> _TEXT EXCERPT_:
# # # # # # #

Monday, Nov. 05, 1984
They're Puttin' On the Glitz
By Richard Zoglin
Bitches, saints or role models, TV's glamour queens ride high
Alexis, daahr-ling. Of course we know that you and Dynasty are simply the last word in TV glamour. But have you noticed the crowd you have attracted lately? That nasty Morgan Fairchild on Paper Dolls makes and breaks the careers of models half her age with the flick of a fingernail and looks smashing while doing it. The women of Dallas have taken a page from your book and hired their own designer to come up with dazzling new outfits to wear around Southfork. Even TV detectives, for heaven's sake, are starting to look like fashion spreads in Vogue. Jennifer O'Neill trots off to swank locations around the world posing as a fashion photographer in Cover Up. Lynda Carter and Loni Anderson play a former debutante and a working-class woman who team up on Partners in Crime, but from the outfits, who can tell which is which?
Glamour is the rage this fall, and prime time is overflowing with ornately dressed, immaculately coiffed leading ladies who glide through fabulous worlds of wealth, power, romance and high-style intrigue. Some of them, such as Fairchild and Dina Merrill in Hot Pursuit, are campy bitches modeled after Joan Collins' conniving Alexis Carrington Colby. Others, like Dynasty's Linda Evans and Dallas' Priscilla Presley, are equally fanciful angels of goodness and nobility. Still others, like this season's spate of high-living private eyes, are just girls who want to have fun. But all of them embody a new ethic of elegance, opulence and artifice unlike anything TV has yet seen.
To be sure, a few down-to-earth, relatively realistic females have gained a foothold in prime time, on such shows as Cagney & Lacey and Kate & Allie. Moreover, several of the season's glitziest newcomers--like ABC's Glitter, which was taken off the air after just three episodes--have been struggling in the ratings. But Collins and her sisters in silk and satin are clearly setting the dominant style of high-gloss femininity, and their ranks are growing. Gina Lollobrigida has joined the cast of Falcon Crest, and Ali MacGraw will appear on Dynasty later this season. Yvette Mimieux will star in a midseason show on NBC called Berrenger's, about a posh New York City department store similar to Bloomingdale's. And Angie Dickinson and Candice Bergen head the cast of Hollywood Wives, an upcoming ABC mini-series based on Jackie Collins' spicy bestseller.
TV's obsession with glamour seems a throwback to the glittery fantasy worlds that Hollywood created in the 1930s, '40s and '50s, then largely abandoned for social relevance and downbeat realism in the '60s and '70s. "I think the public has been starved for glamour for a long time," says Joan Collins, 51, who was a well-traveled but undistinguished movie actress before achieving superstardom on Dynasty (and posing in the nude for Playboy last year). "I grew up watching beautiful actresses like Ava Gardner, Hedy Lamarr and Elizabeth Taylor. Getting away from one's mundane existence into a fantasy world of beautiful clothes, jewels and Rolls-Royces is very appealing."

# # # # # # #

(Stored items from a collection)
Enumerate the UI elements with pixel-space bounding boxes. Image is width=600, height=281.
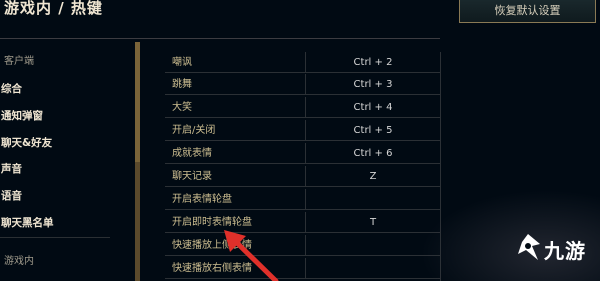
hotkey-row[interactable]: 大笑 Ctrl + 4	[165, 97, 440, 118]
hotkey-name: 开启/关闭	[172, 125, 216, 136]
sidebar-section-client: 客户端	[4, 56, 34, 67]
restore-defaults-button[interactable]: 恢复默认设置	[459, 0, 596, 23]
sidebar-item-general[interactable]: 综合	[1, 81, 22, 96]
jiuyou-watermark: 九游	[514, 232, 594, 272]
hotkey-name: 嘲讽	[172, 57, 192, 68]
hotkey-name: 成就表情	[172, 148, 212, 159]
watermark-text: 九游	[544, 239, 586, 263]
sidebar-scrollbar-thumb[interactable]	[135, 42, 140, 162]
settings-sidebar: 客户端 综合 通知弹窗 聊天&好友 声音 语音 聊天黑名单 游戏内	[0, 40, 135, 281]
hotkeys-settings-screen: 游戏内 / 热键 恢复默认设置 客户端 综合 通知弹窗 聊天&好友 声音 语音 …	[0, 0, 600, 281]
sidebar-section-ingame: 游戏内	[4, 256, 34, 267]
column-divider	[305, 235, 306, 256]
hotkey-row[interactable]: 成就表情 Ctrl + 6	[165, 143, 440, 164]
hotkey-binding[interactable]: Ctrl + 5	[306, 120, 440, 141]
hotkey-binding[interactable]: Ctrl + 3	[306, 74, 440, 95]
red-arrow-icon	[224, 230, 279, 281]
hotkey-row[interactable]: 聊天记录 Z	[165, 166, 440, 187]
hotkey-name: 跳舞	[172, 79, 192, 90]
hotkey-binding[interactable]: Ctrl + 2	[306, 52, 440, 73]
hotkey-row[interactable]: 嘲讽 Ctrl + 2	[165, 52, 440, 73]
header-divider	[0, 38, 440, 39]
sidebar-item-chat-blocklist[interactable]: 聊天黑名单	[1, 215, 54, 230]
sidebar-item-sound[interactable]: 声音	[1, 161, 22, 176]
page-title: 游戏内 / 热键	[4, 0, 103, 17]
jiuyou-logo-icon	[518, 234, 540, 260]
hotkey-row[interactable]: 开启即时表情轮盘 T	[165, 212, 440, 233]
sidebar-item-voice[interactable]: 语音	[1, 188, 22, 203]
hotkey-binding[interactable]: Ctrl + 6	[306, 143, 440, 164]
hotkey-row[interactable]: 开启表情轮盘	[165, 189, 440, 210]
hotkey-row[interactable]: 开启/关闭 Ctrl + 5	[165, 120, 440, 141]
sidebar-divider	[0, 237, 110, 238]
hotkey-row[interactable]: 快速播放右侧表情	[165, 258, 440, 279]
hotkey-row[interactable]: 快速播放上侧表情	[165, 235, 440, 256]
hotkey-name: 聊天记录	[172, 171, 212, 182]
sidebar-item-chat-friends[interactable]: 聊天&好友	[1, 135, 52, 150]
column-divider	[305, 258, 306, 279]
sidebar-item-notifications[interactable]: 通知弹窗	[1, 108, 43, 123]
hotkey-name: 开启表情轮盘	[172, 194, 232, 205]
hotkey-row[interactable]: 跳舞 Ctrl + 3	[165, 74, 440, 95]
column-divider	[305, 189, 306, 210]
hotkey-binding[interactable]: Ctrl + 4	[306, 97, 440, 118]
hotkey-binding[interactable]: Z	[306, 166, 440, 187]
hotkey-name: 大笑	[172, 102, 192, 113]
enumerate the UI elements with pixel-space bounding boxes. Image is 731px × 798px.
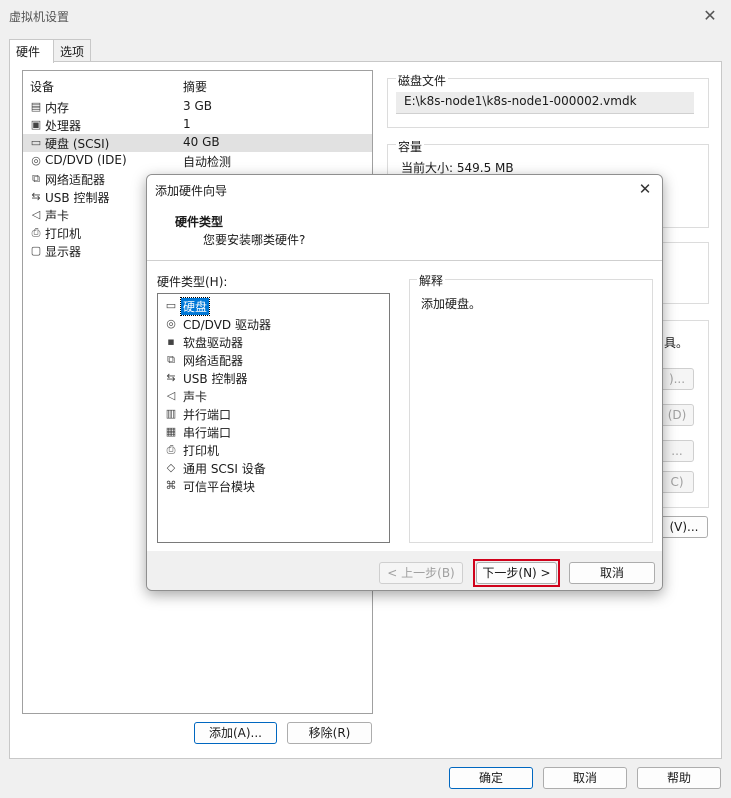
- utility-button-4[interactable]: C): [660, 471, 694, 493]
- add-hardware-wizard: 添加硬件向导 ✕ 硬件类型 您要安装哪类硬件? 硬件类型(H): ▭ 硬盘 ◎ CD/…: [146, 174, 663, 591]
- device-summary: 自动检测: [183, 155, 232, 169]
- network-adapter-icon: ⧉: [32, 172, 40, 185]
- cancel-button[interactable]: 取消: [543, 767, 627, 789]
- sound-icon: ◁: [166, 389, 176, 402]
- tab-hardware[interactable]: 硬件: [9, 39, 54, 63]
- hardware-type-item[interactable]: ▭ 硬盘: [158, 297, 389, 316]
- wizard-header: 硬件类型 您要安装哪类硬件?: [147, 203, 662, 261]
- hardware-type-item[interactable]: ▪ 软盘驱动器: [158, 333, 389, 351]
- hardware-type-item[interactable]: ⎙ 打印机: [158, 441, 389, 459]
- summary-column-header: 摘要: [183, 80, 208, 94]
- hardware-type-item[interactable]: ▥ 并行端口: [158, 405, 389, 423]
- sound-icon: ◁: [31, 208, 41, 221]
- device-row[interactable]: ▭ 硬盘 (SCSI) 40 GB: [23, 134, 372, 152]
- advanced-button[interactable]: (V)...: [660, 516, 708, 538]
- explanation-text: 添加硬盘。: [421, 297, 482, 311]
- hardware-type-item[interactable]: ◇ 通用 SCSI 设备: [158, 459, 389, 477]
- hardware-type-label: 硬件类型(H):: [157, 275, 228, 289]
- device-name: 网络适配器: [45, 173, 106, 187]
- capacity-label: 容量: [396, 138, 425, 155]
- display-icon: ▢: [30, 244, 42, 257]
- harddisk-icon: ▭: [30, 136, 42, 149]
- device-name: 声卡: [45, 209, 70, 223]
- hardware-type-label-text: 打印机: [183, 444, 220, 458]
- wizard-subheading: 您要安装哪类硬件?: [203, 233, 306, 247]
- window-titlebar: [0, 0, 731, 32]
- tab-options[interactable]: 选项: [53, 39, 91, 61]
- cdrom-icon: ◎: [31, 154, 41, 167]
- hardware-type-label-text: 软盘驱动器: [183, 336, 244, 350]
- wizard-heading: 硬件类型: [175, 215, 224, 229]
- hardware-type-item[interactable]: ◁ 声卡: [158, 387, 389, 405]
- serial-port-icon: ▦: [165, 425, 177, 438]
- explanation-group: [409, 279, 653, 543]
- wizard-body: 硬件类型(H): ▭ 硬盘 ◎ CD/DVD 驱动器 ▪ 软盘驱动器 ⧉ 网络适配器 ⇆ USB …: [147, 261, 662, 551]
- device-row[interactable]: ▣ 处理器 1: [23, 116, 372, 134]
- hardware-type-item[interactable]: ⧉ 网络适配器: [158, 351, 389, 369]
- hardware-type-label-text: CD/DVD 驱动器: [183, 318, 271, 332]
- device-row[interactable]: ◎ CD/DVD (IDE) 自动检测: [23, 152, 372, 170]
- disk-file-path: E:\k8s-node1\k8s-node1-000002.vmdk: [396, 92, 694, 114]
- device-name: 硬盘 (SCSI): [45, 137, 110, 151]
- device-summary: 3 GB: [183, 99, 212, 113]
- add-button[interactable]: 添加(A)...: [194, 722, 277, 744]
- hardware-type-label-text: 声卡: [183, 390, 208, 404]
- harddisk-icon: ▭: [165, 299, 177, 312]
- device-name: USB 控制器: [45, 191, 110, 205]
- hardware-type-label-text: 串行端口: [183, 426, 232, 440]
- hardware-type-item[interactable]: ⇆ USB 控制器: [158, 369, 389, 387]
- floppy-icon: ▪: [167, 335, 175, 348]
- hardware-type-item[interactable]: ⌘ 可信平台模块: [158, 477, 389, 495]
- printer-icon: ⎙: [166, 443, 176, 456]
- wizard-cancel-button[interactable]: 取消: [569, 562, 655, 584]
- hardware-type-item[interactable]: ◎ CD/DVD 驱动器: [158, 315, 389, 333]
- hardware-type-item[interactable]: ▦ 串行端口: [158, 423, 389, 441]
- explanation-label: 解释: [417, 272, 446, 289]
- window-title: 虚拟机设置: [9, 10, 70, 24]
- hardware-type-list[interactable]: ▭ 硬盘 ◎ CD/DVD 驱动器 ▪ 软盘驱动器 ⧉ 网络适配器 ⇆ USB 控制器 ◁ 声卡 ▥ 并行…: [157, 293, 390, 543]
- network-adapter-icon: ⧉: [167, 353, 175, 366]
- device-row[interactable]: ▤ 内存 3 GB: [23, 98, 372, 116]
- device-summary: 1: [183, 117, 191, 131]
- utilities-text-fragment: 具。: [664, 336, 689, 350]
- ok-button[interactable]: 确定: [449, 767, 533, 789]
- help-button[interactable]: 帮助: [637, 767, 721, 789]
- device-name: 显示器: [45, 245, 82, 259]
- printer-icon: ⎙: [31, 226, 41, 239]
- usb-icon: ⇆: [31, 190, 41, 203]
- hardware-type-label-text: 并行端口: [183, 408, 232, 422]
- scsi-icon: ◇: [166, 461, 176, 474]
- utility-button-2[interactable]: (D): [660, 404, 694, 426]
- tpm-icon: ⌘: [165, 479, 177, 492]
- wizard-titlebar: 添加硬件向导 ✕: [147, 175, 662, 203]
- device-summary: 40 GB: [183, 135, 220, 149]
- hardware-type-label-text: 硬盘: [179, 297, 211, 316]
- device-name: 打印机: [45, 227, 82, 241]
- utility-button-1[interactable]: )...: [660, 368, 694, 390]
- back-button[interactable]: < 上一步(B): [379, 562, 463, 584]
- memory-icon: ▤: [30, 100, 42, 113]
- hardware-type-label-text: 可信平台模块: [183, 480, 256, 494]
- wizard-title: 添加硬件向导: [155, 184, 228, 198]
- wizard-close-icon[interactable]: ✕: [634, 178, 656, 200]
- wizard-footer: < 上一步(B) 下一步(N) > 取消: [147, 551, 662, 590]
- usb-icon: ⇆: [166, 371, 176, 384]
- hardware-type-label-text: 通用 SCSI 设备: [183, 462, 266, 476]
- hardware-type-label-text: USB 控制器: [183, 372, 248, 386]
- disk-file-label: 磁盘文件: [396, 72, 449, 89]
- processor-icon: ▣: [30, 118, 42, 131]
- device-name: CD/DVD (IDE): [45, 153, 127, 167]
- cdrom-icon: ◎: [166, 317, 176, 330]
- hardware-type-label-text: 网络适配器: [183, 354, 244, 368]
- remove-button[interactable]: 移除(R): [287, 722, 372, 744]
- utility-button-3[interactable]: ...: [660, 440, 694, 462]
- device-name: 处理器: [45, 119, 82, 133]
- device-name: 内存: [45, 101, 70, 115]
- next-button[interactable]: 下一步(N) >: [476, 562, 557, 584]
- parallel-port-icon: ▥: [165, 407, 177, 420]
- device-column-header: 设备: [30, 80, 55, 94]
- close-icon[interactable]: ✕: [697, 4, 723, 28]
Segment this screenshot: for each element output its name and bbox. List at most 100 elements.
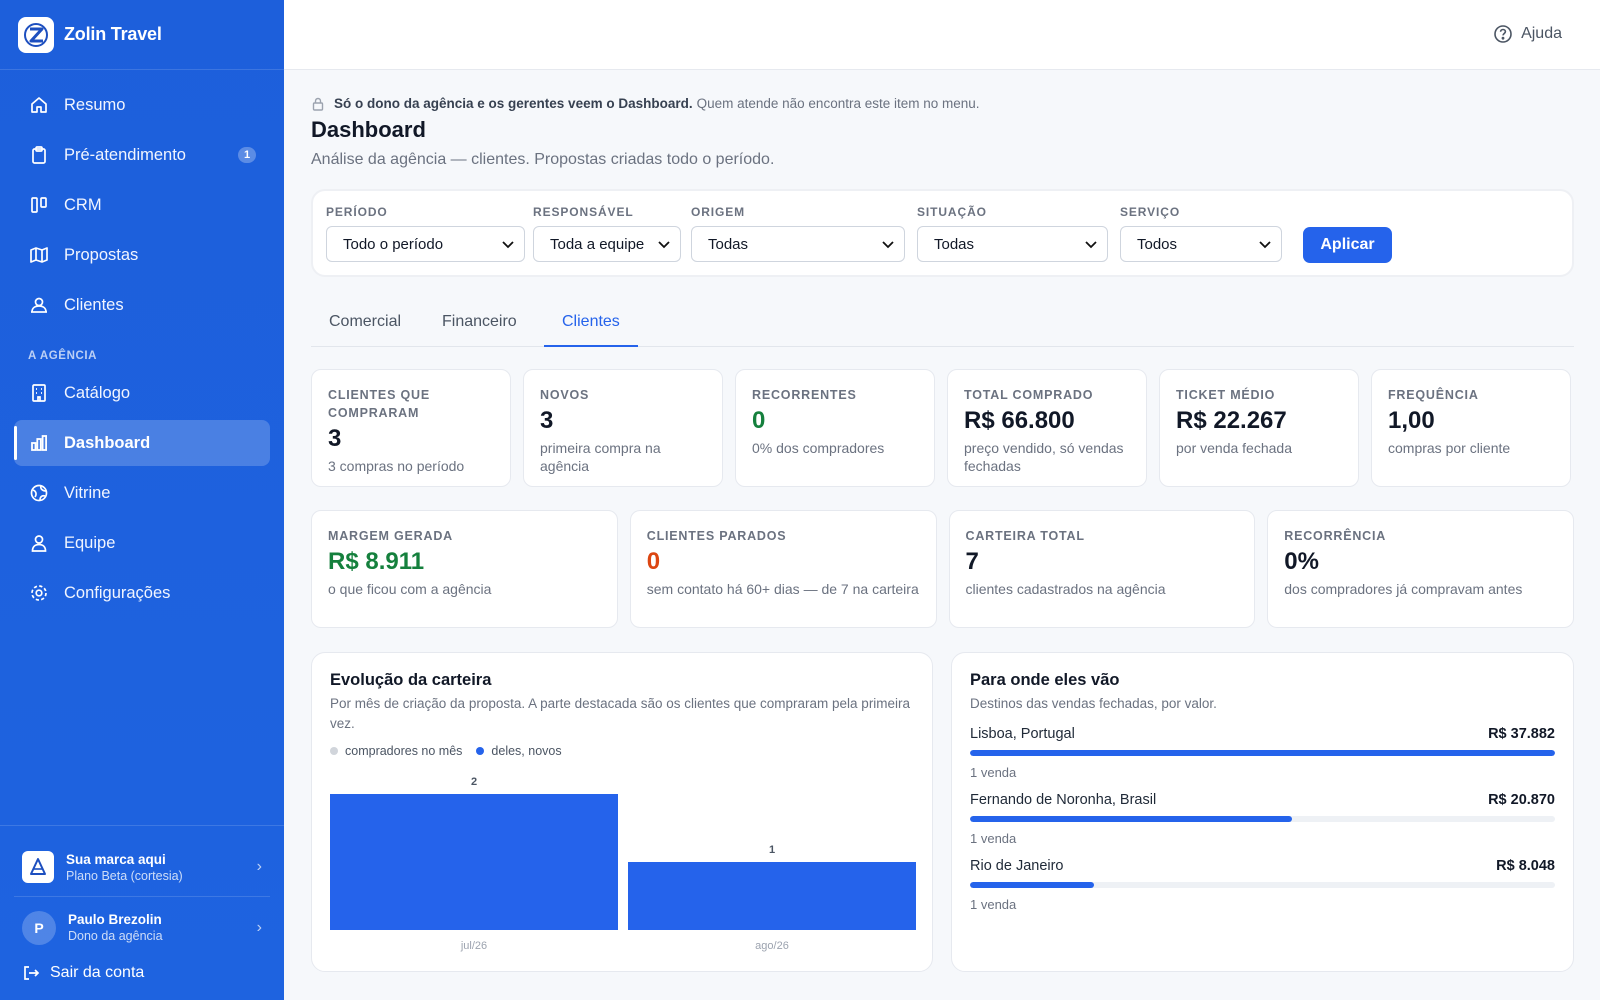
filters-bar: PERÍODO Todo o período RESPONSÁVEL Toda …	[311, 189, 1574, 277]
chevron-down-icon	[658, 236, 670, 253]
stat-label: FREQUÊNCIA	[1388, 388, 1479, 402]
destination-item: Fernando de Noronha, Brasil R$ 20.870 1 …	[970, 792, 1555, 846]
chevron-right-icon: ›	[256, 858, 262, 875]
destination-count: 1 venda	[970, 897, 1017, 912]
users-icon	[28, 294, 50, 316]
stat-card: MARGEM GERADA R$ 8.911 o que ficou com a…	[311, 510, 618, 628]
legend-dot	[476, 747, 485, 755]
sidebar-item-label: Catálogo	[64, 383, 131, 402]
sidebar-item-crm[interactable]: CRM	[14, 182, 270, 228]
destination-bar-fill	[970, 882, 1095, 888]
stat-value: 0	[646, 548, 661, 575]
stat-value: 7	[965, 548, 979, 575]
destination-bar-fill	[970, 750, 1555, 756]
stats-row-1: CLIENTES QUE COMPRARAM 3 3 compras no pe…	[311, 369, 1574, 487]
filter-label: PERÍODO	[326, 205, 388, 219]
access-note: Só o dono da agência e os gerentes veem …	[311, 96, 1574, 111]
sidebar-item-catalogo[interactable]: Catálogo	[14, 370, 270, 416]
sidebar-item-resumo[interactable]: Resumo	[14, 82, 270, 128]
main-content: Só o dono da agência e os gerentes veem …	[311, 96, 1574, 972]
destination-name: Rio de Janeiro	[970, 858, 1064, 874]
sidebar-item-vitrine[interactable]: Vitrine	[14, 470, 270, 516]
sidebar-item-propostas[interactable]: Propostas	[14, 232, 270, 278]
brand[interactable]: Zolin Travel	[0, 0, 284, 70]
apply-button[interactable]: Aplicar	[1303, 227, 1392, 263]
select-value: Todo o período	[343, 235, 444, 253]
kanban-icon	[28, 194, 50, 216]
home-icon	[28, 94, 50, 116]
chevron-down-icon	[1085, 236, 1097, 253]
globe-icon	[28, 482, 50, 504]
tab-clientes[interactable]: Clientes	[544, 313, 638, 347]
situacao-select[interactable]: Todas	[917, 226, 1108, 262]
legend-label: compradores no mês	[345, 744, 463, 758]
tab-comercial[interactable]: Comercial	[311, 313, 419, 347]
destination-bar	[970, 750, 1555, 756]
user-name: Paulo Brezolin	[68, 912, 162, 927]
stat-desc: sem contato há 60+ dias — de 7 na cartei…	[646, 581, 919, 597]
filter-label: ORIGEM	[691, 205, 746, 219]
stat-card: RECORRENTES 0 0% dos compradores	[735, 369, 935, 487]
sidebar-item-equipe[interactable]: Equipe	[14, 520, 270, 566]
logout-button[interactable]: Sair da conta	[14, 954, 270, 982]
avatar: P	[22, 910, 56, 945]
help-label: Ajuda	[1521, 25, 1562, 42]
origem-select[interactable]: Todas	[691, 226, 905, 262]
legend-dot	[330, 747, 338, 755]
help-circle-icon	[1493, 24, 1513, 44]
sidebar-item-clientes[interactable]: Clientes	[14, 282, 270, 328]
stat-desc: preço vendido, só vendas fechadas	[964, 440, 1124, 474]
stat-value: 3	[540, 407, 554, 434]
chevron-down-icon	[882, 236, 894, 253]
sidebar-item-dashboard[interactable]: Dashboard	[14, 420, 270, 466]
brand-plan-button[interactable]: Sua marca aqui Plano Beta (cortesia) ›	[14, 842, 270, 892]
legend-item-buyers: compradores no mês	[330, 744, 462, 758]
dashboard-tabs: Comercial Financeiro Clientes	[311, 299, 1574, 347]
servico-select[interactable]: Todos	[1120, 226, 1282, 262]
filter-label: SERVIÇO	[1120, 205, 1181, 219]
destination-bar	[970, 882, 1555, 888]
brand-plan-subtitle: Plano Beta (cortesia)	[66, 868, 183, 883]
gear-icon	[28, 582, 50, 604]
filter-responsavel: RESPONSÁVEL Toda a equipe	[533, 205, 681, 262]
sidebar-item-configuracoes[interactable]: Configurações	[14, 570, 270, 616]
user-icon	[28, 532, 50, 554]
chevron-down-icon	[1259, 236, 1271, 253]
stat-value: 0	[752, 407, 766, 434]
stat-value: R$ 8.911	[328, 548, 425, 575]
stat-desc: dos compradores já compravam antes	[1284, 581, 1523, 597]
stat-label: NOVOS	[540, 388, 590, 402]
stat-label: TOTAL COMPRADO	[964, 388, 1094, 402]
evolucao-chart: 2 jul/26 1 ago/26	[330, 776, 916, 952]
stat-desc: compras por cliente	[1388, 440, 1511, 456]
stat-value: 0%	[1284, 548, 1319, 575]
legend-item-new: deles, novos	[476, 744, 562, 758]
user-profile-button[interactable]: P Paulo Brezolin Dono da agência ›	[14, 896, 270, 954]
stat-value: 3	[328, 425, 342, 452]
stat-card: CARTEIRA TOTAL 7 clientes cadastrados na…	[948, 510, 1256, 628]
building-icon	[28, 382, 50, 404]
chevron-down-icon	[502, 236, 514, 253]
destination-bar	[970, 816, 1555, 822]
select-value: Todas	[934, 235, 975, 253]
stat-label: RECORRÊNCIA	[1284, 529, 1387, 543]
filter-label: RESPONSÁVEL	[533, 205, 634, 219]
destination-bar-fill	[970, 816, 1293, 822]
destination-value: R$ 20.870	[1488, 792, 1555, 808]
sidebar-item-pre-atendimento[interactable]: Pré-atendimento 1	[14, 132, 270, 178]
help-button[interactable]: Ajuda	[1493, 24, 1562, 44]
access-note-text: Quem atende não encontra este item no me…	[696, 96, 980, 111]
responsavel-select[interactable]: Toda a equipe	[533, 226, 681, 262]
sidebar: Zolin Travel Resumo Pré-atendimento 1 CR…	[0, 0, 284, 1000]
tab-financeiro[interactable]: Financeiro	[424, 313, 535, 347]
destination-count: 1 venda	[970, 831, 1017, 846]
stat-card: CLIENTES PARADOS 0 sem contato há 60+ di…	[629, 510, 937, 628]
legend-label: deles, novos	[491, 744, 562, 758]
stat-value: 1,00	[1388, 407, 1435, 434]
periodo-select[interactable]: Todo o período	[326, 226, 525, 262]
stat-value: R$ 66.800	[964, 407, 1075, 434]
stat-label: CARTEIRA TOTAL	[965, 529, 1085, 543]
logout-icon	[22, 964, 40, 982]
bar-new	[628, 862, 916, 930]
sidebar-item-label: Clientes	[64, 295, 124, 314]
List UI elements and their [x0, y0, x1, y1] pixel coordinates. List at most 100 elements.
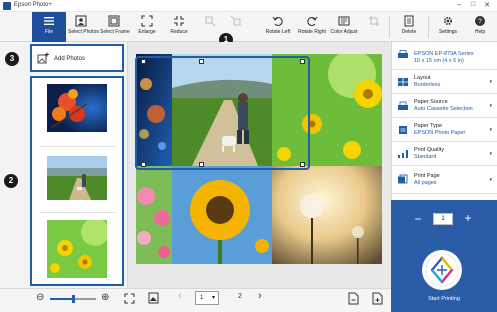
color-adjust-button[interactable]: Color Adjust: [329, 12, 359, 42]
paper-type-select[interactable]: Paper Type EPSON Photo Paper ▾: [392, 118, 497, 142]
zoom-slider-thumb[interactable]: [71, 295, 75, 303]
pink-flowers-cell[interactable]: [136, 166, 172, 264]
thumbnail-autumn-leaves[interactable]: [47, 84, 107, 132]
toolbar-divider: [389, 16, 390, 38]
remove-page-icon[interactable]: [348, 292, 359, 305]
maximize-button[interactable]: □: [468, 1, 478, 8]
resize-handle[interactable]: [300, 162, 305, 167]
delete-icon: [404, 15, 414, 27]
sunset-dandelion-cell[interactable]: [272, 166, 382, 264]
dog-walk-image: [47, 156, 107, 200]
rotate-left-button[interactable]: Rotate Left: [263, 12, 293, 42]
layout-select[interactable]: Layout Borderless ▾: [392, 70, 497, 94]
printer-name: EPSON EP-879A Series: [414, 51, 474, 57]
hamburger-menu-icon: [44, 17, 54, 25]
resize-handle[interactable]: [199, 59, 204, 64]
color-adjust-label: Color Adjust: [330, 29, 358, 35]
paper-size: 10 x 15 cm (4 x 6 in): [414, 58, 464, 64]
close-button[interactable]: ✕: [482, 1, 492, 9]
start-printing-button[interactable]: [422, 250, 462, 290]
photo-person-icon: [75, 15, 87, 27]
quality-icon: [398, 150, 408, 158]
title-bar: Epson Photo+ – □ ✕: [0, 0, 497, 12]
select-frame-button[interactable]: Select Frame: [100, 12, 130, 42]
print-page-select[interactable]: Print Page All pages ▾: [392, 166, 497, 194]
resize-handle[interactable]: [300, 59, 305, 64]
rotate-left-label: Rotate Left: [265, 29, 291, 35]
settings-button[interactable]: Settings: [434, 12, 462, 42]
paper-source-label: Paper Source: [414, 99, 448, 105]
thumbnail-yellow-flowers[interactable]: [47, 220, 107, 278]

# # # # # # #

> _PARTS OF THE EXERCISE_:
A: From the article on TV's glamour queens, list each actress it says has joined, will appear in, will star in, or heads the cast of a show, together with that show.
B: Write a continuation of the article on TV's glamour queens, starting right after its final sentence.

> _WRITTEN ANSWERS_:
A:
- Gina Lollobrigida: Falcon Crest
- Ali MacGraw: Dynasty
- Yvette Mimieux: Berrenger's
- Angie Dickinson: Hollywood Wives
- Candice Bergen: Hollywood Wives

B:
For conspicuous consumption, Dynasty--co-produced by TV's maestro of glamour, Aaron Spelling--is the undisputed champion. Dom Perignon champagne and Petrossian caviar are routine props on the set, and the show's wardrobes, designed by Emmy Winner Nolan Miller, cost $18,000 an episode. Twelve to 15 new outfits are created for each hour, and none are worn twice. The popular series has even spawned a line of Dynasty clothing and home furnishings, and Collins has lent her name to a line of medium-priced jewelry.
Not to be outdone, archrival Lorimar--the producer of Dallas, Falcon Crest and Knots Landing--has hired Bill Travilla (once Marilyn Monroe's designer) to gussy up its shows. The company also plans to merchandise a line of women's clothes and beauty products tied in with Dallas. Paper Dolls has hired Designer Marc Bouwer, whose creations are sold in tony department stores like Saks, to drape Fairchild and her young models (Terry Farrell, Nicolette Sheridan) in lush attire. Each episode of Cover Up spotlights the fashions of a name designer (including Perry Ellis and Christian Dior) in exchange for a plug.
The boom in television glamour is probably a reflection of the times, though just what sort of reflection is a matter of debate. "We have a wealthy President, and the Reagans have style," contends Douglas Cramer, co-executive producer with Spelling of Love Boat and Hotel. "People are relating to the way the rich live. When capitalism is working, everyone likes to think it is within their reach." Leonard Goldberg, executive producer of Paper Dolls, sees a different picture. "In these difficult days, when the biggest fear the audience has is of somebody pressing a button and blowing the world away, I think people want a little fantasy," Goldberg says. "They want to escape. They want to look at beautiful women, especially when the rest of the world isn't so beautiful to look at."
TV's beautiful women, however, are serving a quite different function from their predecessors in movies and TV. Unlike most of the movie queens of Hollywood's golden age, or such TV stars of recent vintage as Jaclyn Smith and Suzanne Somers, the current bevy of beauties are not sex symbols so much as role models for their own sex. Many of them are approaching, or have proudly arrived at, middle age, and their fans are mostly admiring women, not ogling men. Dynasty's audience is 58% female, Hotel's 61%. Nearly half the women viewers of both shows are over 50.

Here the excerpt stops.